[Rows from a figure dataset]
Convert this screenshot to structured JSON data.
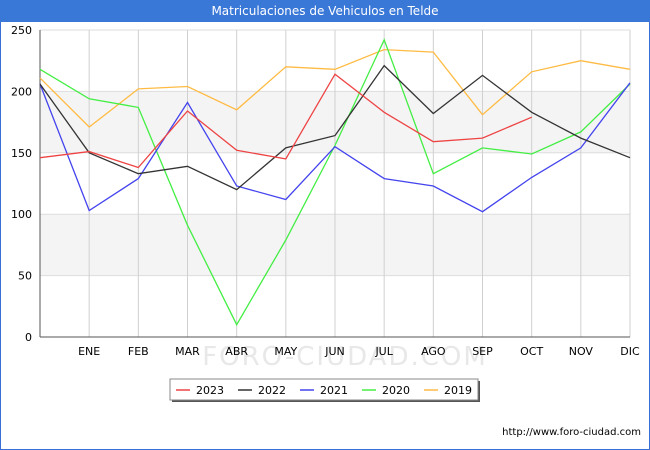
{
  "title": "Matriculaciones de Vehiculos en Telde",
  "footer_url": "http://www.foro-ciudad.com",
  "watermark": "FORO-CIUDAD.COM",
  "chart_data": {
    "type": "line",
    "categories": [
      "",
      "ENE",
      "FEB",
      "MAR",
      "ABR",
      "MAY",
      "JUN",
      "JUL",
      "AGO",
      "SEP",
      "OCT",
      "NOV",
      "DIC"
    ],
    "yticks": [
      0,
      50,
      100,
      150,
      200,
      250
    ],
    "ylim": [
      0,
      250
    ],
    "grid": true,
    "legend_position": "bottom",
    "series": [
      {
        "name": "2023",
        "color": "#ee4444",
        "values": [
          146,
          151,
          138,
          184,
          152,
          145,
          214,
          183,
          159,
          162,
          179,
          null,
          null
        ]
      },
      {
        "name": "2022",
        "color": "#333333",
        "values": [
          206,
          150,
          133,
          139,
          120,
          154,
          164,
          221,
          182,
          213,
          183,
          162,
          146
        ]
      },
      {
        "name": "2021",
        "color": "#4444ee",
        "values": [
          206,
          103,
          129,
          191,
          123,
          112,
          155,
          129,
          123,
          102,
          130,
          154,
          207
        ]
      },
      {
        "name": "2020",
        "color": "#44ee44",
        "values": [
          218,
          194,
          187,
          91,
          10,
          79,
          156,
          242,
          133,
          154,
          149,
          167,
          206
        ]
      },
      {
        "name": "2019",
        "color": "#ffbb44",
        "values": [
          211,
          171,
          202,
          204,
          185,
          220,
          218,
          234,
          232,
          181,
          216,
          225,
          218
        ]
      }
    ]
  }
}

JOB: In the copy, include no pictures; restate the listing above exactly.

ANSWER TO THIS EXERCISE:
Convert this screenshot to structured JSON data.
{
  "title": "Matriculaciones de Vehiculos en Telde",
  "footer_url": "http://www.foro-ciudad.com",
  "watermark": "FORO-CIUDAD.COM",
  "chart_data": {
    "type": "line",
    "categories": [
      "",
      "ENE",
      "FEB",
      "MAR",
      "ABR",
      "MAY",
      "JUN",
      "JUL",
      "AGO",
      "SEP",
      "OCT",
      "NOV",
      "DIC"
    ],
    "yticks": [
      0,
      50,
      100,
      150,
      200,
      250
    ],
    "ylim": [
      0,
      250
    ],
    "grid": true,
    "legend_position": "bottom",
    "series": [
      {
        "name": "2023",
        "color": "#ee4444",
        "values": [
          146,
          151,
          138,
          184,
          152,
          145,
          214,
          183,
          159,
          162,
          179,
          null,
          null
        ]
      },
      {
        "name": "2022",
        "color": "#333333",
        "values": [
          206,
          150,
          133,
          139,
          120,
          154,
          164,
          221,
          182,
          213,
          183,
          162,
          146
        ]
      },
      {
        "name": "2021",
        "color": "#4444ee",
        "values": [
          206,
          103,
          129,
          191,
          123,
          112,
          155,
          129,
          123,
          102,
          130,
          154,
          207
        ]
      },
      {
        "name": "2020",
        "color": "#44ee44",
        "values": [
          218,
          194,
          187,
          91,
          10,
          79,
          156,
          242,
          133,
          154,
          149,
          167,
          206
        ]
      },
      {
        "name": "2019",
        "color": "#ffbb44",
        "values": [
          211,
          171,
          202,
          204,
          185,
          220,
          218,
          234,
          232,
          181,
          216,
          225,
          218
        ]
      }
    ]
  }
}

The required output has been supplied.